▸ **Problem description**:
Read through the records below and copy each line that uses the word "Ciudad".

▸ **Given information**:

----------

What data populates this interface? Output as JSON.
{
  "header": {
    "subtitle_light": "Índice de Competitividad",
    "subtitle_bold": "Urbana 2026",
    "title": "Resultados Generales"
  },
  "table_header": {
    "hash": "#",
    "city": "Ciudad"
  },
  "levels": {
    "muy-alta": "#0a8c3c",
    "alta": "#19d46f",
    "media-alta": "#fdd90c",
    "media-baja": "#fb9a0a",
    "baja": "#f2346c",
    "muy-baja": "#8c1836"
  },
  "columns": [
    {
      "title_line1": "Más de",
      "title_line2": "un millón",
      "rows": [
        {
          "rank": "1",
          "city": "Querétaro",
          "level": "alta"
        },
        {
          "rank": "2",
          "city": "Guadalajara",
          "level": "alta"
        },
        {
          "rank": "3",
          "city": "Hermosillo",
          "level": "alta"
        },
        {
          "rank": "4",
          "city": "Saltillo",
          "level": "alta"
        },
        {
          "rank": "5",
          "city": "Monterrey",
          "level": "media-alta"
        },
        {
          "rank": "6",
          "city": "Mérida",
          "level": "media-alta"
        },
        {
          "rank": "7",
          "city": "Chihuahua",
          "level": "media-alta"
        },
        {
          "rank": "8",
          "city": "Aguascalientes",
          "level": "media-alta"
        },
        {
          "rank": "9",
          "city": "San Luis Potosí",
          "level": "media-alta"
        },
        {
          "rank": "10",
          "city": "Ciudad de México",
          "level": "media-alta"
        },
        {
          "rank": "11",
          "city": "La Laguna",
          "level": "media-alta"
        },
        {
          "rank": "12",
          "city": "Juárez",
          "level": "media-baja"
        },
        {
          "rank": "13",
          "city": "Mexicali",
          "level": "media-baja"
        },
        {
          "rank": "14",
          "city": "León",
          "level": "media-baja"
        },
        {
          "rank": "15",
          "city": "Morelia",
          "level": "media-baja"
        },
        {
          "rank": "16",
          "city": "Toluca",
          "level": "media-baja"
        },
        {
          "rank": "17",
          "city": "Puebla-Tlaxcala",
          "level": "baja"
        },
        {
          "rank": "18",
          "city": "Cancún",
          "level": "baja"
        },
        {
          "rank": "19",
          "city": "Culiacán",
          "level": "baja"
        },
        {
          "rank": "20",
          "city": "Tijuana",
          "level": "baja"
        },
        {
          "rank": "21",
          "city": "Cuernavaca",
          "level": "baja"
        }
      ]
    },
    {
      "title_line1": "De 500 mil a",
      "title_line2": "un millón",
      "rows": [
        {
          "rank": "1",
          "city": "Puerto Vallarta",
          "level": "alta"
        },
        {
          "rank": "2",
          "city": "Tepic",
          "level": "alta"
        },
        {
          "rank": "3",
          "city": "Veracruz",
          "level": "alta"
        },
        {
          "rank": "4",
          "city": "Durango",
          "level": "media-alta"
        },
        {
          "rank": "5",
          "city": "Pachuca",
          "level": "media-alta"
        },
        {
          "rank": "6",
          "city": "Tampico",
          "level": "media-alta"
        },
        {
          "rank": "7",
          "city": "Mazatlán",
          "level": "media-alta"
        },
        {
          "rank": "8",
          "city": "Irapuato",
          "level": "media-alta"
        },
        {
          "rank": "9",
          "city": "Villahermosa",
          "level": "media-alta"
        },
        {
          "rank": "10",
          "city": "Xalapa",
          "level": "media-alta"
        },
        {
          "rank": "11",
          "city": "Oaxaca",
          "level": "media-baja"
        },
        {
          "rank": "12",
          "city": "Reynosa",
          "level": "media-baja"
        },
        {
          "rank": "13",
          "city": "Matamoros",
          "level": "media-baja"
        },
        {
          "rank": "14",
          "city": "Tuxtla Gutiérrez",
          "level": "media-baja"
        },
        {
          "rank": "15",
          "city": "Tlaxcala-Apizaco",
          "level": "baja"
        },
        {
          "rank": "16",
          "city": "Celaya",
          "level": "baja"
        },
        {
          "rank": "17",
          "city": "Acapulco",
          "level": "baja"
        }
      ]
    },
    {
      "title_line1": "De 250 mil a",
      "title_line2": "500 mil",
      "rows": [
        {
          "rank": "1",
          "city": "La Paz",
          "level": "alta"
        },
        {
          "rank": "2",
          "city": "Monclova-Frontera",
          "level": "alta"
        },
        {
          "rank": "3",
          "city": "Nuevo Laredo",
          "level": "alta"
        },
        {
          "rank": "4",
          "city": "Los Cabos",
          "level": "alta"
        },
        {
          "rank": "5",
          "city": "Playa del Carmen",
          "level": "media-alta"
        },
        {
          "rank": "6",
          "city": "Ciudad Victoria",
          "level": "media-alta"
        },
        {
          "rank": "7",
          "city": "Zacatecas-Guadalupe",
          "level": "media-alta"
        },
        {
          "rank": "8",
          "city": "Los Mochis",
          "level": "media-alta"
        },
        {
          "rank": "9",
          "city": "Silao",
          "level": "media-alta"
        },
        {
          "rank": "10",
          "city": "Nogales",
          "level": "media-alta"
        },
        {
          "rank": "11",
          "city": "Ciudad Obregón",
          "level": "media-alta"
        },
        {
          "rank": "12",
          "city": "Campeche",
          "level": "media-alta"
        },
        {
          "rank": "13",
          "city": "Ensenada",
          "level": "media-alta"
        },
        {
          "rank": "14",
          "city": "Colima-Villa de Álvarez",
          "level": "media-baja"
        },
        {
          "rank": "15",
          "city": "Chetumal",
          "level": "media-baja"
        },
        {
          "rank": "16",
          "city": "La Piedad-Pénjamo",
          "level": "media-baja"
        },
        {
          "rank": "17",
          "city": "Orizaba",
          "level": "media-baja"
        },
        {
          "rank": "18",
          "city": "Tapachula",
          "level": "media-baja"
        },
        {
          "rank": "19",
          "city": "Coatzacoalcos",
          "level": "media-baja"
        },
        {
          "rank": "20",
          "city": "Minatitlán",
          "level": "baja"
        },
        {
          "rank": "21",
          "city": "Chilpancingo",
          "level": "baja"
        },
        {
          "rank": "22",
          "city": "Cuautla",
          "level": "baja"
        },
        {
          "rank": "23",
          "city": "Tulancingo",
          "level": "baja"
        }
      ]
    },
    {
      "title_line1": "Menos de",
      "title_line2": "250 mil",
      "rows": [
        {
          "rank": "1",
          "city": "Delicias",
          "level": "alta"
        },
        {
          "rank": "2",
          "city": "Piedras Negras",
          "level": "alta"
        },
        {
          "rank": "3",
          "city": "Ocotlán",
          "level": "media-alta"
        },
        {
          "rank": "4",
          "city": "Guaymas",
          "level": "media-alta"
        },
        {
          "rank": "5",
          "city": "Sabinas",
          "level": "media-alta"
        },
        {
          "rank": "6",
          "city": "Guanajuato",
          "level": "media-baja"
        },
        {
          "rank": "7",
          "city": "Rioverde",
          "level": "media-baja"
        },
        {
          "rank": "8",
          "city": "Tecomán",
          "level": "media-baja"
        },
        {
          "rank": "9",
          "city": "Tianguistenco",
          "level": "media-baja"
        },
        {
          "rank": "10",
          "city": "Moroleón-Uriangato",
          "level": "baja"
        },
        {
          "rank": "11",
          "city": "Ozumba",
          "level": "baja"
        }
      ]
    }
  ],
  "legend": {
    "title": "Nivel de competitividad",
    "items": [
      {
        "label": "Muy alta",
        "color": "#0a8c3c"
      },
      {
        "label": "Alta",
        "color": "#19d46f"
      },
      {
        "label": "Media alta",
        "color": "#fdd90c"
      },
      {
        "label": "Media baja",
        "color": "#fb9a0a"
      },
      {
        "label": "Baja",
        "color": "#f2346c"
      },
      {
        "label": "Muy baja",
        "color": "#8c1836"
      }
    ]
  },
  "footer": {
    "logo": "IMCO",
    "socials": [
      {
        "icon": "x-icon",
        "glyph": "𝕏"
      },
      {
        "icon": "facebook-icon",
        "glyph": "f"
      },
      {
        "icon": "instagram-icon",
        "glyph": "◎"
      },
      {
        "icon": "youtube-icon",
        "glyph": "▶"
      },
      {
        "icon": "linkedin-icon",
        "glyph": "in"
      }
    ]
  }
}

----------

▸ **Answer**:
    "city": "Ciudad"
          "city": "Ciudad de México",
          "city": "Ciudad Victoria",
          "city": "Ciudad Obregón",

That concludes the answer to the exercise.